- [Challenge]:
The records that follow need to be output exactly as they are.

- [Dataset]:
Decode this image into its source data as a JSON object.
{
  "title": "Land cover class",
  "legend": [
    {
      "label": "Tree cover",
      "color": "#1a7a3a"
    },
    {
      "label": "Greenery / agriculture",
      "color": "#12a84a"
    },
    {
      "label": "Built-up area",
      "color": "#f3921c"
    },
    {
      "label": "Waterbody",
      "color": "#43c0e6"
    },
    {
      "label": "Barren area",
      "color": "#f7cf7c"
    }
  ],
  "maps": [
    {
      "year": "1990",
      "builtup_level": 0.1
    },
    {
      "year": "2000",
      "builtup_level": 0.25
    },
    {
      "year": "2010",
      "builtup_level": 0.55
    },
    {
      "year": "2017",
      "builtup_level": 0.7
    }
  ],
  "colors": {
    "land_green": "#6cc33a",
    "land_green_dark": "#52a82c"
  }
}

- [Reply to the exercise]:
Decode this image into its source data as a JSON object.
{
  "title": "Land cover class",
  "legend": [
    {
      "label": "Tree cover",
      "color": "#1a7a3a"
    },
    {
      "label": "Greenery / agriculture",
      "color": "#12a84a"
    },
    {
      "label": "Built-up area",
      "color": "#f3921c"
    },
    {
      "label": "Waterbody",
      "color": "#43c0e6"
    },
    {
      "label": "Barren area",
      "color": "#f7cf7c"
    }
  ],
  "maps": [
    {
      "year": "1990",
      "builtup_level": 0.1
    },
    {
      "year": "2000",
      "builtup_level": 0.25
    },
    {
      "year": "2010",
      "builtup_level": 0.55
    },
    {
      "year": "2017",
      "builtup_level": 0.7
    }
  ],
  "colors": {
    "land_green": "#6cc33a",
    "land_green_dark": "#52a82c"
  }
}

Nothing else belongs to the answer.